The records that follow must be repeated verbatim, every one of them.

==== Stored data ====

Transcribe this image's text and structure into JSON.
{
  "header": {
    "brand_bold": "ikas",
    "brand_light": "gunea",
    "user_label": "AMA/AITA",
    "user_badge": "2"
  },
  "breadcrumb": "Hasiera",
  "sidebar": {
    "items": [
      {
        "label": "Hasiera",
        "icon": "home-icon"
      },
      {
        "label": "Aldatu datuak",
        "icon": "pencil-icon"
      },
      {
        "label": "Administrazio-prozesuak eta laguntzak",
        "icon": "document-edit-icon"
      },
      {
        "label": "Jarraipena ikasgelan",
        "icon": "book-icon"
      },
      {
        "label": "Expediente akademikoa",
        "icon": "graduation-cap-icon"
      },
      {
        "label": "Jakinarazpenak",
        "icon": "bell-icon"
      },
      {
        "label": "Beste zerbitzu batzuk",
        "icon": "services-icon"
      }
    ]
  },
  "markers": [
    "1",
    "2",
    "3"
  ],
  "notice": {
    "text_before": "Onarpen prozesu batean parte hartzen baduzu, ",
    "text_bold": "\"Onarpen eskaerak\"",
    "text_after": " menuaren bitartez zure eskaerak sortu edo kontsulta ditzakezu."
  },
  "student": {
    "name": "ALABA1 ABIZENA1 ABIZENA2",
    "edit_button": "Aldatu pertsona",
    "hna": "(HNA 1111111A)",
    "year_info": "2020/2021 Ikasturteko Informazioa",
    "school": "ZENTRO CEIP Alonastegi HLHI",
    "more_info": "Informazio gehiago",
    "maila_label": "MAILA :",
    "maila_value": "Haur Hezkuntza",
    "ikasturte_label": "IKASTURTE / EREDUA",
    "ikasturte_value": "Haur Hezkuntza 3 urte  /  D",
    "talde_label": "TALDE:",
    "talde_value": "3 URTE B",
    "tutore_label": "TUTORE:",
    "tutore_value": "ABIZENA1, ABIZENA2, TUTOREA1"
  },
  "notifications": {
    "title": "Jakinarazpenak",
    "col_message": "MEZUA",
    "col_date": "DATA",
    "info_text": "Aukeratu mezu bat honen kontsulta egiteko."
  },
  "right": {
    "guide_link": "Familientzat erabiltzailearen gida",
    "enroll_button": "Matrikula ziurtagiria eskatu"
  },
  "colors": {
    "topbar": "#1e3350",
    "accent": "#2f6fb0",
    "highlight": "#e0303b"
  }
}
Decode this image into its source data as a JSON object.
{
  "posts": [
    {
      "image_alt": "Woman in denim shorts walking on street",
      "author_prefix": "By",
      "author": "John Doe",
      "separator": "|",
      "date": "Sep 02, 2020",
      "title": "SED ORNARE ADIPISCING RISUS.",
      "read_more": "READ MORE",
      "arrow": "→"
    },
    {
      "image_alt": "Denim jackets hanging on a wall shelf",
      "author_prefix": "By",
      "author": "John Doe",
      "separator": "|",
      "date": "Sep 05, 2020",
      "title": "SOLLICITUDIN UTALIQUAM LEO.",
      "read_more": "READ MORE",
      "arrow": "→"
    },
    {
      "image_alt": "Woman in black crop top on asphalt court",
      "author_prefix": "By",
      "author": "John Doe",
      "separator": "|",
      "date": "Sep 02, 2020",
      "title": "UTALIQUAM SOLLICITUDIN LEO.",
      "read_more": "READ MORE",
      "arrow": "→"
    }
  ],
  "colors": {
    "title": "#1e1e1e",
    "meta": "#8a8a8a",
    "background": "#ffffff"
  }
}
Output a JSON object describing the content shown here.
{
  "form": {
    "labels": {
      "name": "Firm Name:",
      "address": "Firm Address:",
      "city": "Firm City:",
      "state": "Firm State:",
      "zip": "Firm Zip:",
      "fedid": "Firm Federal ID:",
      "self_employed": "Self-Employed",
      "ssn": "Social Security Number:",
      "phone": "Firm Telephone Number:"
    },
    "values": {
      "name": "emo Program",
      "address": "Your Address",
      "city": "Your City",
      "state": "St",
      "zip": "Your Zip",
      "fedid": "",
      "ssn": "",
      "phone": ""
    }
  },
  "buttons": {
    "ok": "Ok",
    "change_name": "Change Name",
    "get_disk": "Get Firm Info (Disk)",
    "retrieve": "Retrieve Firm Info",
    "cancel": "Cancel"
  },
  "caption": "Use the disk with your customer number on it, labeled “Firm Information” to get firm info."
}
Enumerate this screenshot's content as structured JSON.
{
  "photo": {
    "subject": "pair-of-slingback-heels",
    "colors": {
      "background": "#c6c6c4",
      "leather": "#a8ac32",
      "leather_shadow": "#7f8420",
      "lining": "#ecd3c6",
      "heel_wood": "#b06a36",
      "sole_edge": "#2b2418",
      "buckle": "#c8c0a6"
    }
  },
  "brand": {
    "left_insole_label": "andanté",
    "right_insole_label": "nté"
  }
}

====

Worked solution:
Transcribe this image's text and structure into JSON.
{
  "header": {
    "brand_bold": "ikas",
    "brand_light": "gunea",
    "user_label": "AMA/AITA",
    "user_badge": "2"
  },
  "breadcrumb": "Hasiera",
  "sidebar": {
    "items": [
      {
        "label": "Hasiera",
        "icon": "home-icon"
      },
      {
        "label": "Aldatu datuak",
        "icon": "pencil-icon"
      },
      {
        "label": "Administrazio-prozesuak eta laguntzak",
        "icon": "document-edit-icon"
      },
      {
        "label": "Jarraipena ikasgelan",
        "icon": "book-icon"
      },
      {
        "label": "Expediente akademikoa",
        "icon": "graduation-cap-icon"
      },
      {
        "label": "Jakinarazpenak",
        "icon": "bell-icon"
      },
      {
        "label": "Beste zerbitzu batzuk",
        "icon": "services-icon"
      }
    ]
  },
  "markers": [
    "1",
    "2",
    "3"
  ],
  "notice": {
    "text_before": "Onarpen prozesu batean parte hartzen baduzu, ",
    "text_bold": "\"Onarpen eskaerak\"",
    "text_after": " menuaren bitartez zure eskaerak sortu edo kontsulta ditzakezu."
  },
  "student": {
    "name": "ALABA1 ABIZENA1 ABIZENA2",
    "edit_button": "Aldatu pertsona",
    "hna": "(HNA 1111111A)",
    "year_info": "2020/2021 Ikasturteko Informazioa",
    "school": "ZENTRO CEIP Alonastegi HLHI",
    "more_info": "Informazio gehiago",
    "maila_label": "MAILA :",
    "maila_value": "Haur Hezkuntza",
    "ikasturte_label": "IKASTURTE / EREDUA",
    "ikasturte_value": "Haur Hezkuntza 3 urte  /  D",
    "talde_label": "TALDE:",
    "talde_value": "3 URTE B",
    "tutore_label": "TUTORE:",
    "tutore_value": "ABIZENA1, ABIZENA2, TUTOREA1"
  },
  "notifications": {
    "title": "Jakinarazpenak",
    "col_message": "MEZUA",
    "col_date": "DATA",
    "info_text": "Aukeratu mezu bat honen kontsulta egiteko."
  },
  "right": {
    "guide_link": "Familientzat erabiltzailearen gida",
    "enroll_button": "Matrikula ziurtagiria eskatu"
  },
  "colors": {
    "topbar": "#1e3350",
    "accent": "#2f6fb0",
    "highlight": "#e0303b"
  }
}
Decode this image into its source data as a JSON object.
{
  "posts": [
    {
      "image_alt": "Woman in denim shorts walking on street",
      "author_prefix": "By",
      "author": "John Doe",
      "separator": "|",
      "date": "Sep 02, 2020",
      "title": "SED ORNARE ADIPISCING RISUS.",
      "read_more": "READ MORE",
      "arrow": "→"
    },
    {
      "image_alt": "Denim jackets hanging on a wall shelf",
      "author_prefix": "By",
      "author": "John Doe",
      "separator": "|",
      "date": "Sep 05, 2020",
      "title": "SOLLICITUDIN UTALIQUAM LEO.",
      "read_more": "READ MORE",
      "arrow": "→"
    },
    {
      "image_alt": "Woman in black crop top on asphalt court",
      "author_prefix": "By",
      "author": "John Doe",
      "separator": "|",
      "date": "Sep 02, 2020",
      "title": "UTALIQUAM SOLLICITUDIN LEO.",
      "read_more": "READ MORE",
      "arrow": "→"
    }
  ],
  "colors": {
    "title": "#1e1e1e",
    "meta": "#8a8a8a",
    "background": "#ffffff"
  }
}
Output a JSON object describing the content shown here.
{
  "form": {
    "labels": {
      "name": "Firm Name:",
      "address": "Firm Address:",
      "city": "Firm City:",
      "state": "Firm State:",
      "zip": "Firm Zip:",
      "fedid": "Firm Federal ID:",
      "self_employed": "Self-Employed",
      "ssn": "Social Security Number:",
      "phone": "Firm Telephone Number:"
    },
    "values": {
      "name": "emo Program",
      "address": "Your Address",
      "city": "Your City",
      "state": "St",
      "zip": "Your Zip",
      "fedid": "",
      "ssn": "",
      "phone": ""
    }
  },
  "buttons": {
    "ok": "Ok",
    "change_name": "Change Name",
    "get_disk": "Get Firm Info (Disk)",
    "retrieve": "Retrieve Firm Info",
    "cancel": "Cancel"
  },
  "caption": "Use the disk with your customer number on it, labeled “Firm Information” to get firm info."
}
Enumerate this screenshot's content as structured JSON.
{
  "photo": {
    "subject": "pair-of-slingback-heels",
    "colors": {
      "background": "#c6c6c4",
      "leather": "#a8ac32",
      "leather_shadow": "#7f8420",
      "lining": "#ecd3c6",
      "heel_wood": "#b06a36",
      "sole_edge": "#2b2418",
      "buckle": "#c8c0a6"
    }
  },
  "brand": {
    "left_insole_label": "andanté",
    "right_insole_label": "nté"
  }
}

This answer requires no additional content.